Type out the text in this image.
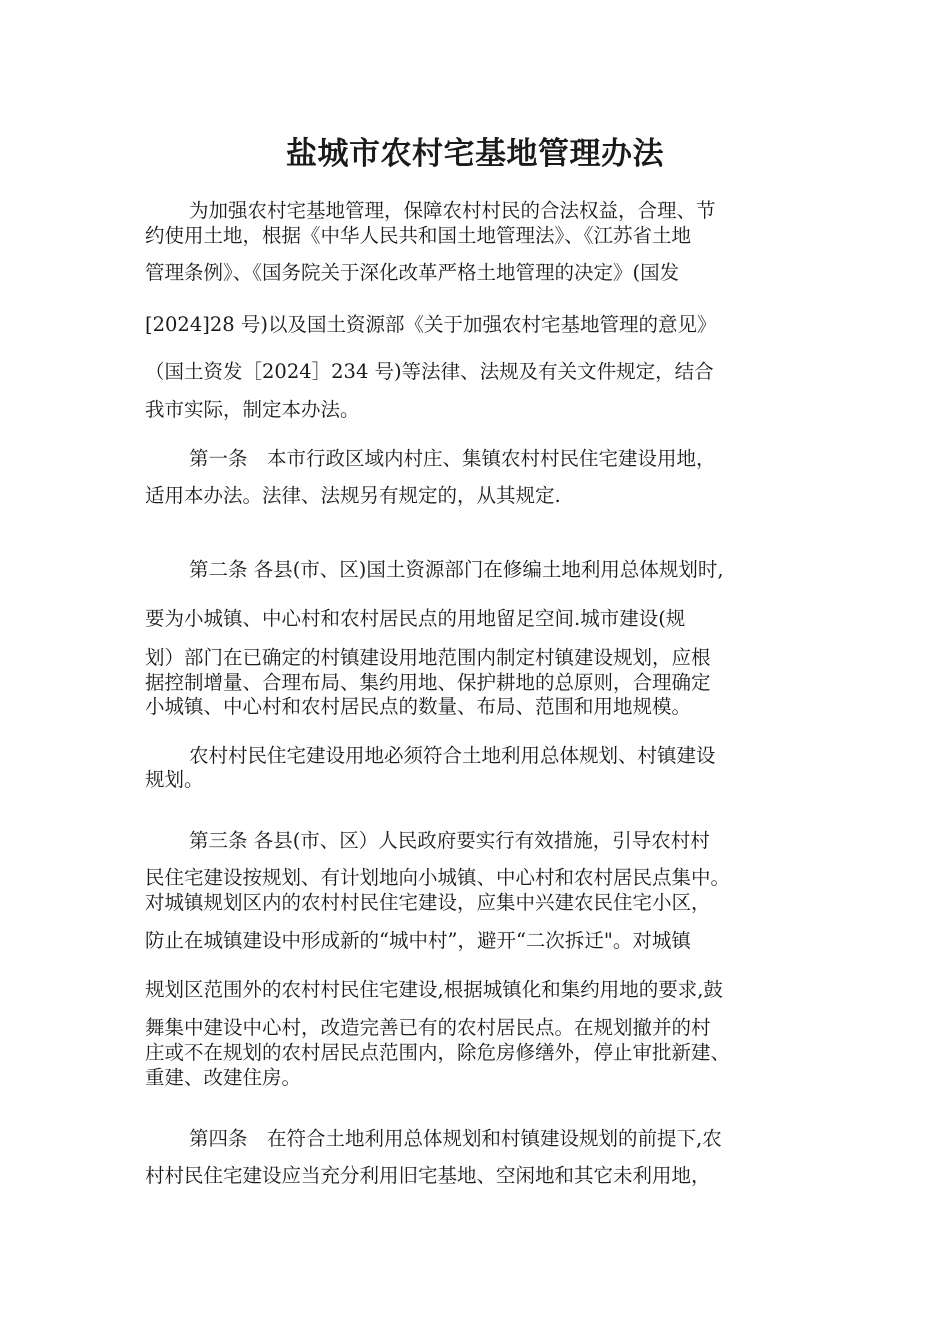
盐城市农村宅基地管理办法
为加强农村宅基地管理，保障农村村民的合法权益，合理、节
约使用土地，根据《中华人民共和国土地管理法》、《江苏省土地
管理条例》、《国务院关于深化改革严格土地管理的决定》(国发
[2024]28 号)以及国土资源部《关于加强农村宅基地管理的意见》
（国土资发［2024］234 号)等法律、法规及有关文件规定，结合
我市实际，制定本办法。
第一条　本市行政区域内村庄、集镇农村村民住宅建设用地，
适用本办法。法律、法规另有规定的，从其规定.
第二条 各县(市、区)国土资源部门在修编土地利用总体规划时,
要为小城镇、中心村和农村居民点的用地留足空间.城市建设(规
划）部门在已确定的村镇建设用地范围内制定村镇建设规划，应根
据控制增量、合理布局、集约用地、保护耕地的总原则，合理确定
小城镇、中心村和农村居民点的数量、布局、范围和用地规模。
农村村民住宅建设用地必须符合土地利用总体规划、村镇建设
规划。
第三条 各县(市、区）人民政府要实行有效措施，引导农村村
民住宅建设按规划、有计划地向小城镇、中心村和农村居民点集中。
对城镇规划区内的农村村民住宅建设，应集中兴建农民住宅小区，
防止在城镇建设中形成新的“城中村”，避开“二次拆迁"。对城镇
规划区范围外的农村村民住宅建设,根据城镇化和集约用地的要求,鼓
舞集中建设中心村，改造完善已有的农村居民点。在规划撤并的村
庄或不在规划的农村居民点范围内，除危房修缮外，停止审批新建、
重建、改建住房。
第四条　在符合土地利用总体规划和村镇建设规划的前提下,农
村村民住宅建设应当充分利用旧宅基地、空闲地和其它未利用地，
● ● ●
The request = Copy all the lines of data exactly as they appear, dropping any images.

Problem solution =
Type out the text in this image.
盐城市农村宅基地管理办法
为加强农村宅基地管理，保障农村村民的合法权益，合理、节
约使用土地，根据《中华人民共和国土地管理法》、《江苏省土地
管理条例》、《国务院关于深化改革严格土地管理的决定》(国发
[2024]28 号)以及国土资源部《关于加强农村宅基地管理的意见》
（国土资发［2024］234 号)等法律、法规及有关文件规定，结合
我市实际，制定本办法。
第一条　本市行政区域内村庄、集镇农村村民住宅建设用地，
适用本办法。法律、法规另有规定的，从其规定.
第二条 各县(市、区)国土资源部门在修编土地利用总体规划时,
要为小城镇、中心村和农村居民点的用地留足空间.城市建设(规
划）部门在已确定的村镇建设用地范围内制定村镇建设规划，应根
据控制增量、合理布局、集约用地、保护耕地的总原则，合理确定
小城镇、中心村和农村居民点的数量、布局、范围和用地规模。
农村村民住宅建设用地必须符合土地利用总体规划、村镇建设
规划。
第三条 各县(市、区）人民政府要实行有效措施，引导农村村
民住宅建设按规划、有计划地向小城镇、中心村和农村居民点集中。
对城镇规划区内的农村村民住宅建设，应集中兴建农民住宅小区，
防止在城镇建设中形成新的“城中村”，避开“二次拆迁"。对城镇
规划区范围外的农村村民住宅建设,根据城镇化和集约用地的要求,鼓
舞集中建设中心村，改造完善已有的农村居民点。在规划撤并的村
庄或不在规划的农村居民点范围内，除危房修缮外，停止审批新建、
重建、改建住房。
第四条　在符合土地利用总体规划和村镇建设规划的前提下,农
村村民住宅建设应当充分利用旧宅基地、空闲地和其它未利用地，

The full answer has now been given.